Your task is to give the data again, exactly, with every line intact.

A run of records
============

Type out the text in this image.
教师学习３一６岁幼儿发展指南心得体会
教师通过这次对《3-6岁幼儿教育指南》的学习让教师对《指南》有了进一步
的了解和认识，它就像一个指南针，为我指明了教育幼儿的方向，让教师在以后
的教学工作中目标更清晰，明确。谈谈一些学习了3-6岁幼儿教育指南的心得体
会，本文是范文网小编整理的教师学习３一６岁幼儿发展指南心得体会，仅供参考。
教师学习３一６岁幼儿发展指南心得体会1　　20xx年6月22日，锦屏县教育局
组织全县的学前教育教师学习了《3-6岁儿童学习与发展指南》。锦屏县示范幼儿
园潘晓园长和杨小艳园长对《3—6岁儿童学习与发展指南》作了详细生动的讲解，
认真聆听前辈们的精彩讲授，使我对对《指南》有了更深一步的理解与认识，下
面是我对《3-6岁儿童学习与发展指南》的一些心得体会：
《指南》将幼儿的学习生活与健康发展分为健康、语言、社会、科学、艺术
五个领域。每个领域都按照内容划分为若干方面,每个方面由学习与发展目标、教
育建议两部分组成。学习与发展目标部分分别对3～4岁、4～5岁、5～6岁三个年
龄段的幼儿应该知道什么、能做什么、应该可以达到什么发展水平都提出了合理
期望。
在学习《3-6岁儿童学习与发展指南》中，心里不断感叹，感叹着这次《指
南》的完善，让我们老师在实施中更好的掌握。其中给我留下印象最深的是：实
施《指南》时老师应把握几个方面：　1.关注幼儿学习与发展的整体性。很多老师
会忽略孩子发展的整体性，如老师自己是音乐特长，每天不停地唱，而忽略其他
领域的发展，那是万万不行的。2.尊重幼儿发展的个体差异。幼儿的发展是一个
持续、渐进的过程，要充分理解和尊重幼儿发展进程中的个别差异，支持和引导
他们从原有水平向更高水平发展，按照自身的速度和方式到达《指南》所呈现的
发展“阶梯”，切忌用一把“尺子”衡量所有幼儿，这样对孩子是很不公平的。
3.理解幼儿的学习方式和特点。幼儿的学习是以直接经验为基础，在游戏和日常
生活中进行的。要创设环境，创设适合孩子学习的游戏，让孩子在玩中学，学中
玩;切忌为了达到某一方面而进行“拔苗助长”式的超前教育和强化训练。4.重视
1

============

**RESULT OF THIS EXERCISE**
Type out the text in this image.
教师学习３一６岁幼儿发展指南心得体会
教师通过这次对《3-6岁幼儿教育指南》的学习让教师对《指南》有了进一步
的了解和认识，它就像一个指南针，为我指明了教育幼儿的方向，让教师在以后
的教学工作中目标更清晰，明确。谈谈一些学习了3-6岁幼儿教育指南的心得体
会，本文是范文网小编整理的教师学习３一６岁幼儿发展指南心得体会，仅供参考。
教师学习３一６岁幼儿发展指南心得体会1　　20xx年6月22日，锦屏县教育局
组织全县的学前教育教师学习了《3-6岁儿童学习与发展指南》。锦屏县示范幼儿
园潘晓园长和杨小艳园长对《3—6岁儿童学习与发展指南》作了详细生动的讲解，
认真聆听前辈们的精彩讲授，使我对对《指南》有了更深一步的理解与认识，下
面是我对《3-6岁儿童学习与发展指南》的一些心得体会：
《指南》将幼儿的学习生活与健康发展分为健康、语言、社会、科学、艺术
五个领域。每个领域都按照内容划分为若干方面,每个方面由学习与发展目标、教
育建议两部分组成。学习与发展目标部分分别对3～4岁、4～5岁、5～6岁三个年
龄段的幼儿应该知道什么、能做什么、应该可以达到什么发展水平都提出了合理
期望。
在学习《3-6岁儿童学习与发展指南》中，心里不断感叹，感叹着这次《指
南》的完善，让我们老师在实施中更好的掌握。其中给我留下印象最深的是：实
施《指南》时老师应把握几个方面：　1.关注幼儿学习与发展的整体性。很多老师
会忽略孩子发展的整体性，如老师自己是音乐特长，每天不停地唱，而忽略其他
领域的发展，那是万万不行的。2.尊重幼儿发展的个体差异。幼儿的发展是一个
持续、渐进的过程，要充分理解和尊重幼儿发展进程中的个别差异，支持和引导
他们从原有水平向更高水平发展，按照自身的速度和方式到达《指南》所呈现的
发展“阶梯”，切忌用一把“尺子”衡量所有幼儿，这样对孩子是很不公平的。
3.理解幼儿的学习方式和特点。幼儿的学习是以直接经验为基础，在游戏和日常
生活中进行的。要创设环境，创设适合孩子学习的游戏，让孩子在玩中学，学中
玩;切忌为了达到某一方面而进行“拔苗助长”式的超前教育和强化训练。4.重视
1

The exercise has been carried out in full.